Goal
Retype each record shown below, leaving every character as it is.

Supplied records
## BEGIN

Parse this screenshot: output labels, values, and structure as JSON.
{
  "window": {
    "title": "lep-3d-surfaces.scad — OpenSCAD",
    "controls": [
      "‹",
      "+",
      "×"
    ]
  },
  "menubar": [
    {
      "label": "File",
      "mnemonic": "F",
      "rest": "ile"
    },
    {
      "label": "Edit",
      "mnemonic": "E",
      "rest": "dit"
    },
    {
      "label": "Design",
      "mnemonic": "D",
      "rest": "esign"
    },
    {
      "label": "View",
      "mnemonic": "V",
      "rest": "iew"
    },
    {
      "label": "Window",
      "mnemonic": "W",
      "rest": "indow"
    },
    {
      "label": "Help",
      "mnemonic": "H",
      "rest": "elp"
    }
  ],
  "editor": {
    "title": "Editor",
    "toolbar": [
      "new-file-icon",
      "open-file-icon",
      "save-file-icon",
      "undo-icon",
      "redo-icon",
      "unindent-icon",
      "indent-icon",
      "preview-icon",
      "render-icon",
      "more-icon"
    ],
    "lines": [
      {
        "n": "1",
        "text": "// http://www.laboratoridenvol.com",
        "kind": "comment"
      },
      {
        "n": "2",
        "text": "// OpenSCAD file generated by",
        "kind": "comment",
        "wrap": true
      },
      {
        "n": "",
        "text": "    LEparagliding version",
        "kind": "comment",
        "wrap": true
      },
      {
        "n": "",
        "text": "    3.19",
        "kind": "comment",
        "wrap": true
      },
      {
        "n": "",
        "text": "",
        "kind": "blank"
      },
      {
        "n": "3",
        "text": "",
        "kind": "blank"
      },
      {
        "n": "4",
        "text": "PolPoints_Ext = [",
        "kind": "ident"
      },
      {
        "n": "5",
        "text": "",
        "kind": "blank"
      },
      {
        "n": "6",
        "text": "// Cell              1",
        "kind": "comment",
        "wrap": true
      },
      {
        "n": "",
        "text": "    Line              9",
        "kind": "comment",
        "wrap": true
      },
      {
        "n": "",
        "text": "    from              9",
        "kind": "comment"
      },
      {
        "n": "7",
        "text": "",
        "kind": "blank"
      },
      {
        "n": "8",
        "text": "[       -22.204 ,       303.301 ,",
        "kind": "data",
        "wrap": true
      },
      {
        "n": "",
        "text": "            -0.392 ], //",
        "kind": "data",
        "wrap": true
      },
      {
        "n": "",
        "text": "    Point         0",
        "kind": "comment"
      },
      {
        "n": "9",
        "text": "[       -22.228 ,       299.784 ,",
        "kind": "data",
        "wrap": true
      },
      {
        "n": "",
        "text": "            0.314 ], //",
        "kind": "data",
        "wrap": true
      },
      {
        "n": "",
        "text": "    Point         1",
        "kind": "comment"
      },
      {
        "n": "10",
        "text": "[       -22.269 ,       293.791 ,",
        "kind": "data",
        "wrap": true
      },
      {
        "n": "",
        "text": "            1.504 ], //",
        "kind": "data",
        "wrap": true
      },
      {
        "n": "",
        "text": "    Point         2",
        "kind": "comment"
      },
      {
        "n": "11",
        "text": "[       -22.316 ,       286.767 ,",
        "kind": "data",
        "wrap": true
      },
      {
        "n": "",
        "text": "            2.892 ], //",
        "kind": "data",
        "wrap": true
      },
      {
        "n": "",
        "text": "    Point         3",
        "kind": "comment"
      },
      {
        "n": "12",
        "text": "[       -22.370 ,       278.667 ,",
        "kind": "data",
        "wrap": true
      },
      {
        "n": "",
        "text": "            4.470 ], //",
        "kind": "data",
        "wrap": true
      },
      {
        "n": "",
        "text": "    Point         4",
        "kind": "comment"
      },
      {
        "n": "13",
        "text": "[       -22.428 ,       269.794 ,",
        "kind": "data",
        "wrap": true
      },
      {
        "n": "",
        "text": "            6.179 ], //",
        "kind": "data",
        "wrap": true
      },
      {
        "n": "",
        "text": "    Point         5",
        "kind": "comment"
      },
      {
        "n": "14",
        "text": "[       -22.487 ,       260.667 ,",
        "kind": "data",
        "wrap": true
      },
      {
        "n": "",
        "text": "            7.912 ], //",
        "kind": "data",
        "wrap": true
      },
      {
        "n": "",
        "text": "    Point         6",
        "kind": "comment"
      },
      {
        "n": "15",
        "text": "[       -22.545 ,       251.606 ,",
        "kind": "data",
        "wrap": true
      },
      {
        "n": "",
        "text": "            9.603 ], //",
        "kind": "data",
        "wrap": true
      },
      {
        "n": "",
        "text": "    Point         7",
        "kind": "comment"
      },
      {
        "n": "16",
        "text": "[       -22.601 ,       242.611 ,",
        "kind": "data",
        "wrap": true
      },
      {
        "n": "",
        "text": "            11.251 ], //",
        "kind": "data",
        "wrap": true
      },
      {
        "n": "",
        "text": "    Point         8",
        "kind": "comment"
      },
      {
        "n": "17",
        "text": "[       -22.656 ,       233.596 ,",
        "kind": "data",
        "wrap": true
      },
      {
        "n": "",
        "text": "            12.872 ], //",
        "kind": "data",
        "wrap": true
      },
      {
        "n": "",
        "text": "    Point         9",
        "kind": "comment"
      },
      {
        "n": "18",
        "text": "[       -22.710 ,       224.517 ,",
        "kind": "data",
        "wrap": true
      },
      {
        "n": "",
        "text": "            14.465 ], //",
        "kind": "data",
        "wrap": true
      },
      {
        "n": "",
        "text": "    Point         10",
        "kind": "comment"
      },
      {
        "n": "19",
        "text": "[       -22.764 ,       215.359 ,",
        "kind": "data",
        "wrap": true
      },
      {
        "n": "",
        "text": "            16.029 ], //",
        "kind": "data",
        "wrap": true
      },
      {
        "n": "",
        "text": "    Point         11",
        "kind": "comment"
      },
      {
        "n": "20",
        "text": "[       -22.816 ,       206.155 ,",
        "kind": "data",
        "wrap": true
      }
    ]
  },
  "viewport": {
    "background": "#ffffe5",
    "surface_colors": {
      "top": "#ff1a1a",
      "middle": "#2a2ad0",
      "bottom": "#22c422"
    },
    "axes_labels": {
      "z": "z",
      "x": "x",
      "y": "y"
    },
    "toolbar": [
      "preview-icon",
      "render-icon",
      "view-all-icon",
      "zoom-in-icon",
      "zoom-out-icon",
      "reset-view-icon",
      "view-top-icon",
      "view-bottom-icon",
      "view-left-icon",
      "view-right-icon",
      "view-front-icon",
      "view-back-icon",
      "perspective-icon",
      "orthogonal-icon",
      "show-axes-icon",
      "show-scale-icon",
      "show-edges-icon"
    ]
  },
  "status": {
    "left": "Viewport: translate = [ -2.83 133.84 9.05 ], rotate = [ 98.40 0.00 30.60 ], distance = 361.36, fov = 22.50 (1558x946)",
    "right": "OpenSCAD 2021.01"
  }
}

## END

Finished exercise
Parse this screenshot: output labels, values, and structure as JSON.
{
  "window": {
    "title": "lep-3d-surfaces.scad — OpenSCAD",
    "controls": [
      "‹",
      "+",
      "×"
    ]
  },
  "menubar": [
    {
      "label": "File",
      "mnemonic": "F",
      "rest": "ile"
    },
    {
      "label": "Edit",
      "mnemonic": "E",
      "rest": "dit"
    },
    {
      "label": "Design",
      "mnemonic": "D",
      "rest": "esign"
    },
    {
      "label": "View",
      "mnemonic": "V",
      "rest": "iew"
    },
    {
      "label": "Window",
      "mnemonic": "W",
      "rest": "indow"
    },
    {
      "label": "Help",
      "mnemonic": "H",
      "rest": "elp"
    }
  ],
  "editor": {
    "title": "Editor",
    "toolbar": [
      "new-file-icon",
      "open-file-icon",
      "save-file-icon",
      "undo-icon",
      "redo-icon",
      "unindent-icon",
      "indent-icon",
      "preview-icon",
      "render-icon",
      "more-icon"
    ],
    "lines": [
      {
        "n": "1",
        "text": "// http://www.laboratoridenvol.com",
        "kind": "comment"
      },
      {
        "n": "2",
        "text": "// OpenSCAD file generated by",
        "kind": "comment",
        "wrap": true
      },
      {
        "n": "",
        "text": "    LEparagliding version",
        "kind": "comment",
        "wrap": true
      },
      {
        "n": "",
        "text": "    3.19",
        "kind": "comment",
        "wrap": true
      },
      {
        "n": "",
        "text": "",
        "kind": "blank"
      },
      {
        "n": "3",
        "text": "",
        "kind": "blank"
      },
      {
        "n": "4",
        "text": "PolPoints_Ext = [",
        "kind": "ident"
      },
      {
        "n": "5",
        "text": "",
        "kind": "blank"
      },
      {
        "n": "6",
        "text": "// Cell              1",
        "kind": "comment",
        "wrap": true
      },
      {
        "n": "",
        "text": "    Line              9",
        "kind": "comment",
        "wrap": true
      },
      {
        "n": "",
        "text": "    from              9",
        "kind": "comment"
      },
      {
        "n": "7",
        "text": "",
        "kind": "blank"
      },
      {
        "n": "8",
        "text": "[       -22.204 ,       303.301 ,",
        "kind": "data",
        "wrap": true
      },
      {
        "n": "",
        "text": "            -0.392 ], //",
        "kind": "data",
        "wrap": true
      },
      {
        "n": "",
        "text": "    Point         0",
        "kind": "comment"
      },
      {
        "n": "9",
        "text": "[       -22.228 ,       299.784 ,",
        "kind": "data",
        "wrap": true
      },
      {
        "n": "",
        "text": "            0.314 ], //",
        "kind": "data",
        "wrap": true
      },
      {
        "n": "",
        "text": "    Point         1",
        "kind": "comment"
      },
      {
        "n": "10",
        "text": "[       -22.269 ,       293.791 ,",
        "kind": "data",
        "wrap": true
      },
      {
        "n": "",
        "text": "            1.504 ], //",
        "kind": "data",
        "wrap": true
      },
      {
        "n": "",
        "text": "    Point         2",
        "kind": "comment"
      },
      {
        "n": "11",
        "text": "[       -22.316 ,       286.767 ,",
        "kind": "data",
        "wrap": true
      },
      {
        "n": "",
        "text": "            2.892 ], //",
        "kind": "data",
        "wrap": true
      },
      {
        "n": "",
        "text": "    Point         3",
        "kind": "comment"
      },
      {
        "n": "12",
        "text": "[       -22.370 ,       278.667 ,",
        "kind": "data",
        "wrap": true
      },
      {
        "n": "",
        "text": "            4.470 ], //",
        "kind": "data",
        "wrap": true
      },
      {
        "n": "",
        "text": "    Point         4",
        "kind": "comment"
      },
      {
        "n": "13",
        "text": "[       -22.428 ,       269.794 ,",
        "kind": "data",
        "wrap": true
      },
      {
        "n": "",
        "text": "            6.179 ], //",
        "kind": "data",
        "wrap": true
      },
      {
        "n": "",
        "text": "    Point         5",
        "kind": "comment"
      },
      {
        "n": "14",
        "text": "[       -22.487 ,       260.667 ,",
        "kind": "data",
        "wrap": true
      },
      {
        "n": "",
        "text": "            7.912 ], //",
        "kind": "data",
        "wrap": true
      },
      {
        "n": "",
        "text": "    Point         6",
        "kind": "comment"
      },
      {
        "n": "15",
        "text": "[       -22.545 ,       251.606 ,",
        "kind": "data",
        "wrap": true
      },
      {
        "n": "",
        "text": "            9.603 ], //",
        "kind": "data",
        "wrap": true
      },
      {
        "n": "",
        "text": "    Point         7",
        "kind": "comment"
      },
      {
        "n": "16",
        "text": "[       -22.601 ,       242.611 ,",
        "kind": "data",
        "wrap": true
      },
      {
        "n": "",
        "text": "            11.251 ], //",
        "kind": "data",
        "wrap": true
      },
      {
        "n": "",
        "text": "    Point         8",
        "kind": "comment"
      },
      {
        "n": "17",
        "text": "[       -22.656 ,       233.596 ,",
        "kind": "data",
        "wrap": true
      },
      {
        "n": "",
        "text": "            12.872 ], //",
        "kind": "data",
        "wrap": true
      },
      {
        "n": "",
        "text": "    Point         9",
        "kind": "comment"
      },
      {
        "n": "18",
        "text": "[       -22.710 ,       224.517 ,",
        "kind": "data",
        "wrap": true
      },
      {
        "n": "",
        "text": "            14.465 ], //",
        "kind": "data",
        "wrap": true
      },
      {
        "n": "",
        "text": "    Point         10",
        "kind": "comment"
      },
      {
        "n": "19",
        "text": "[       -22.764 ,       215.359 ,",
        "kind": "data",
        "wrap": true
      },
      {
        "n": "",
        "text": "            16.029 ], //",
        "kind": "data",
        "wrap": true
      },
      {
        "n": "",
        "text": "    Point         11",
        "kind": "comment"
      },
      {
        "n": "20",
        "text": "[       -22.816 ,       206.155 ,",
        "kind": "data",
        "wrap": true
      }
    ]
  },
  "viewport": {
    "background": "#ffffe5",
    "surface_colors": {
      "top": "#ff1a1a",
      "middle": "#2a2ad0",
      "bottom": "#22c422"
    },
    "axes_labels": {
      "z": "z",
      "x": "x",
      "y": "y"
    },
    "toolbar": [
      "preview-icon",
      "render-icon",
      "view-all-icon",
      "zoom-in-icon",
      "zoom-out-icon",
      "reset-view-icon",
      "view-top-icon",
      "view-bottom-icon",
      "view-left-icon",
      "view-right-icon",
      "view-front-icon",
      "view-back-icon",
      "perspective-icon",
      "orthogonal-icon",
      "show-axes-icon",
      "show-scale-icon",
      "show-edges-icon"
    ]
  },
  "status": {
    "left": "Viewport: translate = [ -2.83 133.84 9.05 ], rotate = [ 98.40 0.00 30.60 ], distance = 361.36, fov = 22.50 (1558x946)",
    "right": "OpenSCAD 2021.01"
  }
}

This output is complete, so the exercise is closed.